Show every line containing "epoch" by copying it.

## Records for this exercise

================

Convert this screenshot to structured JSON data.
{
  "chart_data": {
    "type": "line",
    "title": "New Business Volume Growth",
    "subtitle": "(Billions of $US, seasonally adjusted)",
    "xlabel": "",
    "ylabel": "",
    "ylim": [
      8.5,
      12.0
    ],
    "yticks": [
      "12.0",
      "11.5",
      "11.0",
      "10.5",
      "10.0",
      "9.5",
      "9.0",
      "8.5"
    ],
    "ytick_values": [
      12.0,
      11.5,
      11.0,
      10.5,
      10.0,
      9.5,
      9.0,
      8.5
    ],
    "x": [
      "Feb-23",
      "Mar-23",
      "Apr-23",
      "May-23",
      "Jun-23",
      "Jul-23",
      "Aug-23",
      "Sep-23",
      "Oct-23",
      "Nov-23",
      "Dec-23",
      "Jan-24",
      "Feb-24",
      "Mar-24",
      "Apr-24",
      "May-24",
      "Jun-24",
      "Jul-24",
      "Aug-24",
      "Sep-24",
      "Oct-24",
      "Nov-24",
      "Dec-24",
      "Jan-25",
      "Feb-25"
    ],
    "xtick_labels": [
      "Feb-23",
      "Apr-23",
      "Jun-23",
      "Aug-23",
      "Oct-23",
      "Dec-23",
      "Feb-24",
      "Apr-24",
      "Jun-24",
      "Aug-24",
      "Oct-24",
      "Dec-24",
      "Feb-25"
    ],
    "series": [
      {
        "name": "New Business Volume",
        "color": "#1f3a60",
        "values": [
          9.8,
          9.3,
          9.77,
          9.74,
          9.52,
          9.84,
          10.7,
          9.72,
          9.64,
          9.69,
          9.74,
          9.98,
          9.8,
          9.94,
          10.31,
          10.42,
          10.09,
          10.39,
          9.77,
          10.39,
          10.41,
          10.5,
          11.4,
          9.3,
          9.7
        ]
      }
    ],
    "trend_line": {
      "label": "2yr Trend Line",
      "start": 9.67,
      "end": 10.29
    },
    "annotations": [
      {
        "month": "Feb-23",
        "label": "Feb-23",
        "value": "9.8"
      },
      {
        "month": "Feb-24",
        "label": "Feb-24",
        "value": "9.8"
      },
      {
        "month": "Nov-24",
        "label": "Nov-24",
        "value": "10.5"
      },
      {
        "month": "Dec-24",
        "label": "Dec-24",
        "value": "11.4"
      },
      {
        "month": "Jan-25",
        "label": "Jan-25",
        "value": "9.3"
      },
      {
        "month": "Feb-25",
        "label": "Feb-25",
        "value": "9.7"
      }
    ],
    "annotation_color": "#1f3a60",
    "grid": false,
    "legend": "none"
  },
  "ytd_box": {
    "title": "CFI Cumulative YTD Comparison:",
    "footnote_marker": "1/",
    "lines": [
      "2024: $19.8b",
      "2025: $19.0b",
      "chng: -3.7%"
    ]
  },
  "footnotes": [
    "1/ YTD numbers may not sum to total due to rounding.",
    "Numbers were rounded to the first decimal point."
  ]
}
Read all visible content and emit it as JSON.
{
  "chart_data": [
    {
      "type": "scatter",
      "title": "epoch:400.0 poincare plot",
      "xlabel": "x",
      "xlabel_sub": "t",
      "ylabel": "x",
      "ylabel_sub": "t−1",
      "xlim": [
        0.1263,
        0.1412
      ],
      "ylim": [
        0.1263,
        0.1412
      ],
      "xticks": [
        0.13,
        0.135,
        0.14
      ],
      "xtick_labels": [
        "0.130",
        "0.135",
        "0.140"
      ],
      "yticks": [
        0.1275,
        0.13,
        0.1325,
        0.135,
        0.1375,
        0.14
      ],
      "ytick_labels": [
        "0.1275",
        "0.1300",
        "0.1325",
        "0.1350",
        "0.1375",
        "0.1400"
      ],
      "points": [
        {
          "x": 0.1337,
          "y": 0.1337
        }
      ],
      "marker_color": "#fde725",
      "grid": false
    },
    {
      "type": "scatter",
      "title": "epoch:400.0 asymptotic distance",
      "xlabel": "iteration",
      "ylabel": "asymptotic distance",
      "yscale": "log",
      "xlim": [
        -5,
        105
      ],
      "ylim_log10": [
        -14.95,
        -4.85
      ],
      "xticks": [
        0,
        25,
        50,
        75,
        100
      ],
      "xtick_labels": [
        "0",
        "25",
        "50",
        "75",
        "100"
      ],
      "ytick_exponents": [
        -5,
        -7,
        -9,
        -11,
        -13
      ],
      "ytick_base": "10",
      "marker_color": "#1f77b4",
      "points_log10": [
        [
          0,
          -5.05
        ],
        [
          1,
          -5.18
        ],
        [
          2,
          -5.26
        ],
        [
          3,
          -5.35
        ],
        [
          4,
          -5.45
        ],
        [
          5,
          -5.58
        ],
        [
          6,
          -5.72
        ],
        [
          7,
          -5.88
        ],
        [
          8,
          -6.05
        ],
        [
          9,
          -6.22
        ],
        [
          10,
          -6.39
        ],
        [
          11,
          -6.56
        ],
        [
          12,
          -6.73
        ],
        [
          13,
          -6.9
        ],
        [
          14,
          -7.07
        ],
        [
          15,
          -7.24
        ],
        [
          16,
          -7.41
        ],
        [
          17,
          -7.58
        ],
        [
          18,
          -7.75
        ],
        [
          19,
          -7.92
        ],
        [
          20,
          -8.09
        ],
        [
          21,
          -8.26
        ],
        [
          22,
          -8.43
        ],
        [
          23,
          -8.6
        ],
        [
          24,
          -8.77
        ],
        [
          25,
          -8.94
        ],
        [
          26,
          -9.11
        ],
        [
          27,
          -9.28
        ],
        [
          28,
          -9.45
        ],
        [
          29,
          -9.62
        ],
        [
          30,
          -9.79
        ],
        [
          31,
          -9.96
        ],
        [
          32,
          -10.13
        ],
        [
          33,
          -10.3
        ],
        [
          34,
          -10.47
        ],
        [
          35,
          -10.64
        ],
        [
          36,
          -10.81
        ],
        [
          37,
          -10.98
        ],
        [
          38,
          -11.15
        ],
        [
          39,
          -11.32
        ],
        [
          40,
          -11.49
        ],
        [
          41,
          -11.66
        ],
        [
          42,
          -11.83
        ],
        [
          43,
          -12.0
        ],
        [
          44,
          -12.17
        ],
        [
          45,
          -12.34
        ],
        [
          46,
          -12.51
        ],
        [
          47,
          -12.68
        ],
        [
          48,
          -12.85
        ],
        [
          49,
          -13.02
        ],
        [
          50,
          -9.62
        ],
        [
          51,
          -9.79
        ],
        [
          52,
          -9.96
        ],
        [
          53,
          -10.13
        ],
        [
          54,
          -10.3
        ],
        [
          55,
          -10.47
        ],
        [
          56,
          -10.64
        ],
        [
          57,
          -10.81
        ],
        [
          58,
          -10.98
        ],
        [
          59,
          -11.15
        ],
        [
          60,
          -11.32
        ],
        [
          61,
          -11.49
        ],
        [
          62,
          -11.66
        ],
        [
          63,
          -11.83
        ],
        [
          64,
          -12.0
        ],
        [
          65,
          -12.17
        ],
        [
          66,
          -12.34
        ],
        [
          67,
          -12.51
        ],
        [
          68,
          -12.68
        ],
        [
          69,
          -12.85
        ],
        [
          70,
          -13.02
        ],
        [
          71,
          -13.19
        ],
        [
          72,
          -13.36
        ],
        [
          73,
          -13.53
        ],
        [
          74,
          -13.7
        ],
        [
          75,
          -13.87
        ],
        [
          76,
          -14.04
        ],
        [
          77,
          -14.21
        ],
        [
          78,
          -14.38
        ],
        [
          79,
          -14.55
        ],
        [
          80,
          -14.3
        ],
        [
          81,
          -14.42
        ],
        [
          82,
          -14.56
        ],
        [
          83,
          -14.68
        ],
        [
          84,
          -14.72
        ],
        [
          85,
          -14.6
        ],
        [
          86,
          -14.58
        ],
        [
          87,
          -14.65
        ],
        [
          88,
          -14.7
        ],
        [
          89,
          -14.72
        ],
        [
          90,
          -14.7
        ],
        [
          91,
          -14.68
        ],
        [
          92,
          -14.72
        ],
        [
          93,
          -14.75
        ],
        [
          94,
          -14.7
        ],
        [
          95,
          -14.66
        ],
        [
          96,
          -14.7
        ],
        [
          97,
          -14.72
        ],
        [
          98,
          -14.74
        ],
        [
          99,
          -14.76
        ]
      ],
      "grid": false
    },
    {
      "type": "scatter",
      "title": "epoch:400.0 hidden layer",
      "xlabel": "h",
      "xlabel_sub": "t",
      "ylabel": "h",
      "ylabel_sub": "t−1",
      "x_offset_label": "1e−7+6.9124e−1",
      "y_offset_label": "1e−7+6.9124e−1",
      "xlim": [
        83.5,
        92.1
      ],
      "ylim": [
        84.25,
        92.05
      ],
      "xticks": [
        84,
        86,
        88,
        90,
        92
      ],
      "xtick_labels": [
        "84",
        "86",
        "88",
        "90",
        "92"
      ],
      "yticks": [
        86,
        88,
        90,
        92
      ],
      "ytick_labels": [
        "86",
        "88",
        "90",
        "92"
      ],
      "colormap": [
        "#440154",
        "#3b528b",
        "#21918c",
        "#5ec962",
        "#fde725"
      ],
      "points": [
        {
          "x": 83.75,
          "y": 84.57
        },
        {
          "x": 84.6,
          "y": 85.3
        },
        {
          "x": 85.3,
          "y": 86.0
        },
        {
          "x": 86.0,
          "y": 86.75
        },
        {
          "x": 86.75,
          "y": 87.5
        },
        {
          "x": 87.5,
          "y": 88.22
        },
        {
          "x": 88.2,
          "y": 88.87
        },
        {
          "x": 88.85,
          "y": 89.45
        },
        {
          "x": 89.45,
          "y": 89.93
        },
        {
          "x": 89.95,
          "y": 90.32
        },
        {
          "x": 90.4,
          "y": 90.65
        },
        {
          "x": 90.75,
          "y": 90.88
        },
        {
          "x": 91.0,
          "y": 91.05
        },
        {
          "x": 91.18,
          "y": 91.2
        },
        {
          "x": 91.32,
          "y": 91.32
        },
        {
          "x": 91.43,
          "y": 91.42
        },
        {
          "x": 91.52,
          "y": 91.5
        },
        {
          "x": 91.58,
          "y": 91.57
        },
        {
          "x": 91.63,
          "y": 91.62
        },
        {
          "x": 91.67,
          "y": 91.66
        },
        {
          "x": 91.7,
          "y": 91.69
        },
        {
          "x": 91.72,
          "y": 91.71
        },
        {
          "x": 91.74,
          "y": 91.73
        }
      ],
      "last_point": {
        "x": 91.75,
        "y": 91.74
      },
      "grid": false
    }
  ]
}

================

## Task response
      "title": "epoch:400.0 poincare plot",
      "title": "epoch:400.0 asymptotic distance",
      "title": "epoch:400.0 hidden layer",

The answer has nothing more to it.